> Text segment
New Lower Bounds for Matching Vector Codes

by Abhishek Bhowmick, Zeev Dvir, and Shachar Lovett.

Oded's comments

I feel that the relation between upper bounds on Matching Vectors (MV) and lower bounds for Locally Decodable Codes (LDC) is not sufficiently clarified in the paper, and I wish to try to clarify it.

The foregoing relation refers to a specific method of constructing LDC (based on MV), which was used in all recent improvements regarding (constant-round) LDC (starting with Sergei Yekhanin's work). The general MV framework refers to a sequence of $K$ distinct $n$-ary vectors over $Z_m$ such that the inner product of two vectors equals zero if and only if these vectors are identical. Such a sequence yields an $m$-query LDC mapping $K$-bit strings to sequence of length $N=m^n$. Thus, upper bounds on $K$ as a function of $n$ (and $m$), yield lower bounds on $N$ in terms of $K$.

The MV framework has two instantiations. The generic one is just as described above. However, better LDC can be obtained by a more refined method that also refers to algebraic properies of the set $S$ that contains all values of inner products of different vectors; that is, one can always use $S=Z_m^*$, but better results are obtained when $S$ is smaller, and more so when it has a certain algebric structure. In these cases, the number of queries may be $|S|$ or even smaller.

> What this task involves
Continue the commentary on lower bounds for matching vector codes, starting right after its last sentence.

> Records shown
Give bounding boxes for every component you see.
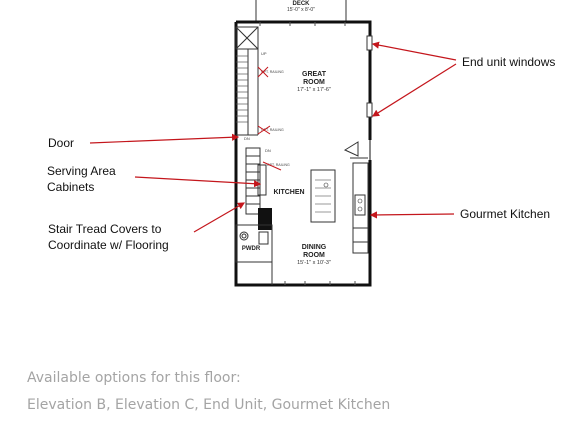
opt-railing-label-3: OPT. RAILING (267, 163, 290, 167)
end-unit-window-top (366, 35, 373, 51)
pantry-block (258, 208, 272, 230)
dining-room-label: DINING ROOM 15'-1" x 10'-3" (297, 244, 331, 266)
kitchen-label: KITCHEN (273, 189, 304, 196)
annotation-gourmet-kitchen: Gourmet Kitchen (460, 207, 551, 221)
opt-railing-label-2: OPT. RAILING (261, 128, 284, 132)
exterior-walls (234, 20, 372, 287)
dining-room-name-2: ROOM (303, 252, 325, 259)
options-list: Elevation B, Elevation C, End Unit, Gour… (27, 397, 391, 413)
stair-up-label: UP (261, 51, 267, 56)
great-room-label: GREAT ROOM 17'-1" x 17'-6" (297, 71, 331, 93)
deck: DECK 15'-0" x 8'-0" (255, 0, 347, 22)
deck-dims: 15'-0" x 8'-0" (287, 7, 315, 13)
options-title: Available options for this floor: (27, 370, 241, 386)
arrow-serving-area (134, 176, 262, 188)
annotation-serving-area-line1: Serving Area (47, 164, 116, 178)
annotation-stair-treads-line2: Coordinate w/ Flooring (48, 238, 169, 252)
arrow-door (89, 133, 240, 144)
stair-labels: UP DN DN OPT. RAILING OPT. RAILING OPT. … (244, 51, 290, 167)
great-room-name-2: ROOM (303, 79, 325, 86)
annotation-stair-treads-line1: Stair Tread Covers to (48, 222, 162, 236)
arrow-gourmet-kitchen (369, 211, 455, 219)
top-windows (259, 22, 346, 26)
dining-room-dims: 15'-1" x 10'-3" (297, 260, 331, 266)
stair-treads-upper (236, 55, 248, 123)
arrow-end-unit-windows-top (371, 41, 457, 61)
stair-dn-label-2: DN (265, 148, 271, 153)
annotation-serving-area-line2: Cabinets (47, 180, 95, 194)
dining-room-name-1: DINING (302, 244, 327, 251)
arrow-stair-treads (193, 202, 246, 233)
bottom-windows (284, 281, 356, 285)
great-room-name-1: GREAT (302, 71, 327, 78)
end-unit-window-bottom (366, 102, 373, 118)
annotation-door: Door (48, 136, 75, 150)
great-room-dims: 17'-1" x 17'-6" (297, 87, 331, 93)
opt-railing-label-1: OPT. RAILING (261, 70, 284, 74)
stair-core (235, 26, 259, 136)
serving-area-cabinets (257, 164, 267, 196)
powder-room-label: PWDR (242, 246, 261, 252)
gourmet-kitchen-counter (352, 162, 369, 254)
stair-dn-label-1: DN (244, 136, 250, 141)
annotation-end-unit-windows: End unit windows (462, 55, 556, 69)
arrow-end-unit-windows-bottom (371, 63, 457, 117)
entry-door (343, 141, 368, 159)
kitchen-island (310, 169, 336, 223)
annotation-arrows (89, 41, 457, 233)
railing-x-marks (257, 66, 282, 171)
deck-label: DECK (292, 1, 310, 7)
powder-room (235, 224, 273, 285)
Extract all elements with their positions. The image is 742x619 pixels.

> Output of the task
The refined method is crucial for Sergei's work, since he used varying/growing values of $m$ (Mersenne-primes) but needs the number of queries to remain fixed (e.g., three). In contrast, Klim Efremenko fixes $m$ (e.g., $m=511$), and could have gotten a subexponentially long LDC also by the generic method, but such a LDC would have used 511 queries rather than three queries. (Actually, he could have had 15 queries with $m=15$.)

The current paper obtains lower bounds on constant-query LDCs that may be constructed by the generic MV method. Such a generic construction must have $m=O(1)$, which allows to treat $f(n)+c(m)$ as $f(n)$ and $c(m)f(n)$ as $O(f(n))$. Thus, $K < m^{(n/2)+O(log m)}$ yields $N > K^{2-o(1)}$, whereas $K < m^{c(m)(n/log n)}$ yields $N > K^{Omega(loglog K)}$. Indeed, the first example corresponds to an unconditional result that is presented in the paper, whereas the second example corresponds to a conditional result (i.e., a result that is based on a well-known conjecture in additive combinatorics).

Although the latter result is conditional and it refers to a specific way of constructing LDC, it does offer some evidence to the conjecture that LDC must have super-polynomial length.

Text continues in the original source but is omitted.